■ Instructions for the task ■
Look through the material below for "Parse". Copy every line that contains it.

___ Dataset excerpts ___

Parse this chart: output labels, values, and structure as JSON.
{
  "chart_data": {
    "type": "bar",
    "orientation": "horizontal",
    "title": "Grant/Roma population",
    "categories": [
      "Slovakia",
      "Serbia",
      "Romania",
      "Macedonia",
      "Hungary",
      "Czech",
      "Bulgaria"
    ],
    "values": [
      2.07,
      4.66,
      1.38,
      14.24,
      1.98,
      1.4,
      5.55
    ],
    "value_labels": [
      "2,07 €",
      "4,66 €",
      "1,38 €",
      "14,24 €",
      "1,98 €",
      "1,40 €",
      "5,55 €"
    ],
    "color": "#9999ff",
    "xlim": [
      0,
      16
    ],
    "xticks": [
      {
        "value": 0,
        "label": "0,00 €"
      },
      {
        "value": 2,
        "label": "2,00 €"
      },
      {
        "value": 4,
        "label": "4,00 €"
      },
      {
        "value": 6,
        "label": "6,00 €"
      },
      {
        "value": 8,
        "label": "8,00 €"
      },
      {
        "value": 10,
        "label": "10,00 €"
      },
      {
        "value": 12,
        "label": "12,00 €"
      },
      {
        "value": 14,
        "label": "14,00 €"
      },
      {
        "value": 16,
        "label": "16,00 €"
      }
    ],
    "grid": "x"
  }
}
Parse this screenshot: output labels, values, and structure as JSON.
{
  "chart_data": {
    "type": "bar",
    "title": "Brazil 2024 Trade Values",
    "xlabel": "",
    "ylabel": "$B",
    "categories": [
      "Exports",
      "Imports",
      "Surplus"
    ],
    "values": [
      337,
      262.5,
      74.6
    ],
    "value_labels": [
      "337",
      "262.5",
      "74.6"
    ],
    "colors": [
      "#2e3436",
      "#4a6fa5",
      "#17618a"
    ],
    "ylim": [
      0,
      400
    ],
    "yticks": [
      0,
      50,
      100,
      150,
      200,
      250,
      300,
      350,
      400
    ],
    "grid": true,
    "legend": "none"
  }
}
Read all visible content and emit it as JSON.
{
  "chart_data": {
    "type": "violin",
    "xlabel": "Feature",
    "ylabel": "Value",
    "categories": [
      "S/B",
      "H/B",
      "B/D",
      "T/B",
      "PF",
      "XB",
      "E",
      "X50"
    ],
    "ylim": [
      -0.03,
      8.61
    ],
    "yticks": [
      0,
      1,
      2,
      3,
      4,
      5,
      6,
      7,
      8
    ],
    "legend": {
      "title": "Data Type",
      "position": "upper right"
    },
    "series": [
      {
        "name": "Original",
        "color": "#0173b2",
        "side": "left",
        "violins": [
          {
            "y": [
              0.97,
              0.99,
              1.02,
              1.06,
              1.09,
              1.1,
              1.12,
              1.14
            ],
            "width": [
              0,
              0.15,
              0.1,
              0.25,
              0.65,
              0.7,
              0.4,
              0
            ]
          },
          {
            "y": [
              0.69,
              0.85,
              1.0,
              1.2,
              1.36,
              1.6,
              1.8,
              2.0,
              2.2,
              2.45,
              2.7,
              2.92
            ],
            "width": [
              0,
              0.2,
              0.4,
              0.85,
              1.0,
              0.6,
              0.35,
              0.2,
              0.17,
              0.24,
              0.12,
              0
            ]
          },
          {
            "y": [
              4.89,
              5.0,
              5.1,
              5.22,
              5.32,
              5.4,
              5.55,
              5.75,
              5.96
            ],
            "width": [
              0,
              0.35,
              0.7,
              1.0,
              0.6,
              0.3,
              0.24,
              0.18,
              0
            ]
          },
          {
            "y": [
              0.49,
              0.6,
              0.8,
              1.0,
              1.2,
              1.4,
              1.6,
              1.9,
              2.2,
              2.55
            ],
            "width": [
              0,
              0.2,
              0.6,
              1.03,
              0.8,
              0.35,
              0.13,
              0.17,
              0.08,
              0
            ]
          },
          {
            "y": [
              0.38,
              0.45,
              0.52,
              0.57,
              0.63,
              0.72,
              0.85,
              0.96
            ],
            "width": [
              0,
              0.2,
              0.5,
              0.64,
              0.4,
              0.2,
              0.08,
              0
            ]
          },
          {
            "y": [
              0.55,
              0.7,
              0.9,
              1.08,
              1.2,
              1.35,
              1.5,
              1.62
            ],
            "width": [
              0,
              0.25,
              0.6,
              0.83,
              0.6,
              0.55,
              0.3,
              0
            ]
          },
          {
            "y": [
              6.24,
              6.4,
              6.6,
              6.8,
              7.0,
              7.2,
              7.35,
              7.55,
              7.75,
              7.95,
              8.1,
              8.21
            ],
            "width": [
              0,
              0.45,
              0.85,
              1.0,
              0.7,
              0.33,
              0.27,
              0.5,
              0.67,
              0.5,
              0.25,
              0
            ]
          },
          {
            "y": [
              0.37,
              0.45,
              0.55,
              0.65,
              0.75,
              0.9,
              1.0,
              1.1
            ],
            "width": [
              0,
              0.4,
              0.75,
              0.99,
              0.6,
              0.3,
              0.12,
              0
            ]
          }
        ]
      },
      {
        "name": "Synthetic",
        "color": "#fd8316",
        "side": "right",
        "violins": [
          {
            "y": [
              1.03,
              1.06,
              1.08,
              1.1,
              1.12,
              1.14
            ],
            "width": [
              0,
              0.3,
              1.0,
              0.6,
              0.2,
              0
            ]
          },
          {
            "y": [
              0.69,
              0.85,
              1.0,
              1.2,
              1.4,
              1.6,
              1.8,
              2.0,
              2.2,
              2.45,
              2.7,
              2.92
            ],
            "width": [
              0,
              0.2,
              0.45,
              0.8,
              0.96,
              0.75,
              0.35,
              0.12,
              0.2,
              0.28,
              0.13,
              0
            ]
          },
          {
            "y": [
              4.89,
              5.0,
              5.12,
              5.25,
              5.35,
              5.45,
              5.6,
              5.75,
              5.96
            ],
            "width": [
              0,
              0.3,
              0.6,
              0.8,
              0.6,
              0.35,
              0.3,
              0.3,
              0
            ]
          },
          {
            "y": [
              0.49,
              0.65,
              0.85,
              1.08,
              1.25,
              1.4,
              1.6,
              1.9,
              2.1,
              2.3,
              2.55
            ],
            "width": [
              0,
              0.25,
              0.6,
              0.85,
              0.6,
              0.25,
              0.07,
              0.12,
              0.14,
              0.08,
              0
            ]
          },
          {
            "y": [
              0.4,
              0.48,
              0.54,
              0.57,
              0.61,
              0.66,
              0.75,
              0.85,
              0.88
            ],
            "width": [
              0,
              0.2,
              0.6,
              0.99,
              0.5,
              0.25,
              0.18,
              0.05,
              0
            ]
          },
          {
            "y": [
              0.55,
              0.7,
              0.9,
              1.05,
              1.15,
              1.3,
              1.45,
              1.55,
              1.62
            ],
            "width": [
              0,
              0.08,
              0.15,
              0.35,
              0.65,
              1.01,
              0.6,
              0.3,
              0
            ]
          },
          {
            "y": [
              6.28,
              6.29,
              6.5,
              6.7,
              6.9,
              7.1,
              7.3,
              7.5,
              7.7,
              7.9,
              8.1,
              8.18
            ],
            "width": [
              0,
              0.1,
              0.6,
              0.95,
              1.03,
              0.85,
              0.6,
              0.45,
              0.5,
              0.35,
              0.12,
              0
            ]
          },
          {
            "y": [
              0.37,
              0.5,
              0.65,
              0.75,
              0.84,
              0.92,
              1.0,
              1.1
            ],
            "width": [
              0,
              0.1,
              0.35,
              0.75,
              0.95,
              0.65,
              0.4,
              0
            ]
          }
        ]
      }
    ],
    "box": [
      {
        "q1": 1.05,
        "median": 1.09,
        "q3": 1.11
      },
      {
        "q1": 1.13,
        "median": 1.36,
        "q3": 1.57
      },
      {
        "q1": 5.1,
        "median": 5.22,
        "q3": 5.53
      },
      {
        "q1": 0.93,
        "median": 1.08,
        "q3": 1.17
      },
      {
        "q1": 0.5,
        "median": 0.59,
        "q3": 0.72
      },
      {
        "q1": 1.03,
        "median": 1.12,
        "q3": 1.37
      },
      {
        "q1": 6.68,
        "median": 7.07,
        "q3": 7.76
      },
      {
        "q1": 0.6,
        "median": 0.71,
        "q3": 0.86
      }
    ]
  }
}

___

■ Solution to this task ■
Parse this chart: output labels, values, and structure as JSON.
Parse this screenshot: output labels, values, and structure as JSON.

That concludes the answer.